EXERCISE GOAL: Write out the material exactly, leaving every picture behind.

Source records
▬▬▬▬▬▬

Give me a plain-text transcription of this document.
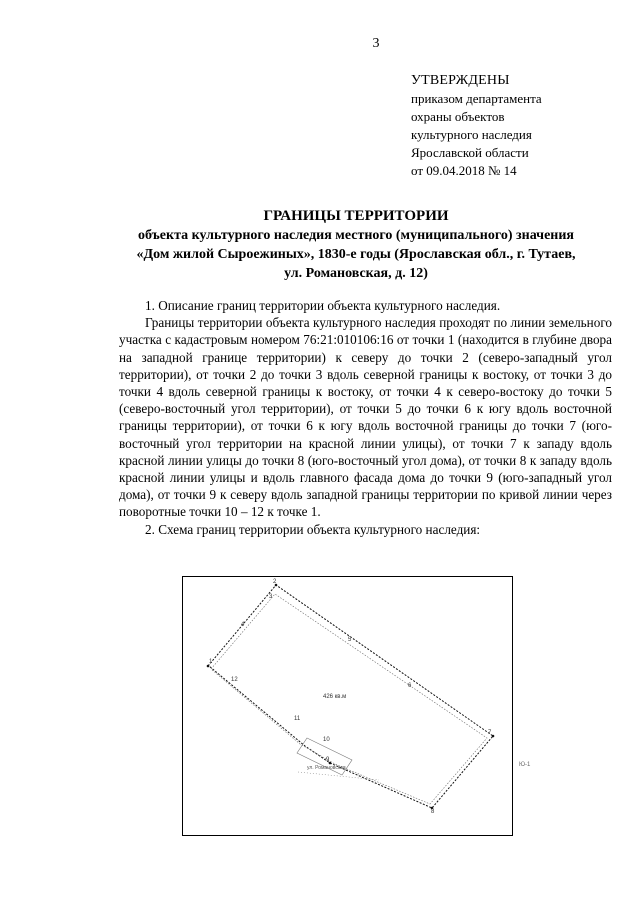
3
УТВЕРЖДЕНЫ
приказом департамента
охраны объектов
культурного наследия
Ярославской области
от 09.04.2018 № 14
ГРАНИЦЫ ТЕРРИТОРИИ
объекта культурного наследия местного (муниципального) значения
«Дом жилой Сыроежиных», 1830-е годы (Ярославская обл., г. Тутаев,
ул. Романовская, д. 12)

1. Описание границ территории объекта культурного наследия.

Границы территории объекта культурного наследия проходят по линии земельного участка с кадастровым номером 76:21:010106:16 от точки 1 (находится в глубине двора на западной границе территории) к северу до точки 2 (северо-западный угол территории), от точки 2 до точки 3 вдоль северной границы к востоку, от точки 3 до точки 4 вдоль северной границы к востоку, от точки 4 к северо-востоку до точки 5 (северо-восточный угол территории), от точки 5 до точки 6 к югу вдоль восточной границы территории), от точки 6 к югу вдоль восточной границы до точки 7 (юго-восточный угол территории на красной линии улицы), от точки 7 к западу вдоль красной линии улицы до точки 8 (юго-восточный угол дома), от точки 8 к западу вдоль красной линии улицы и вдоль главного фасада дома до точки 9 (юго-западный угол дома), от точки 9 к северу вдоль западной границы территории по кривой линии через поворотные точки 10 – 12 к точке 1.

2. Схема границ территории объекта культурного наследия:

1
2
3
4
5
6
7
8
9
10
11
12
426 кв.м
ул. Романовская	Ю-1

▬▬▬▬▬▬

FULL OUTPUT:
Give me a plain-text transcription of this document.
3
УТВЕРЖДЕНЫ
приказом департамента
охраны объектов
культурного наследия
Ярославской области
от 09.04.2018 № 14
ГРАНИЦЫ ТЕРРИТОРИИ
объекта культурного наследия местного (муниципального) значения
«Дом жилой Сыроежиных», 1830-е годы (Ярославская обл., г. Тутаев,
ул. Романовская, д. 12)

1. Описание границ территории объекта культурного наследия.

Границы территории объекта культурного наследия проходят по линии земельного участка с кадастровым номером 76:21:010106:16 от точки 1 (находится в глубине двора на западной границе территории) к северу до точки 2 (северо-западный угол территории), от точки 2 до точки 3 вдоль северной границы к востоку, от точки 3 до точки 4 вдоль северной границы к востоку, от точки 4 к северо-востоку до точки 5 (северо-восточный угол территории), от точки 5 до точки 6 к югу вдоль восточной границы территории), от точки 6 к югу вдоль восточной границы до точки 7 (юго-восточный угол территории на красной линии улицы), от точки 7 к западу вдоль красной линии улицы до точки 8 (юго-восточный угол дома), от точки 8 к западу вдоль красной линии улицы и вдоль главного фасада дома до точки 9 (юго-западный угол дома), от точки 9 к северу вдоль западной границы территории по кривой линии через поворотные точки 10 – 12 к точке 1.

2. Схема границ территории объекта культурного наследия:

1
2
3
4
5
6
7
8
9
10
11
12
426 кв.м
ул. Романовская	Ю-1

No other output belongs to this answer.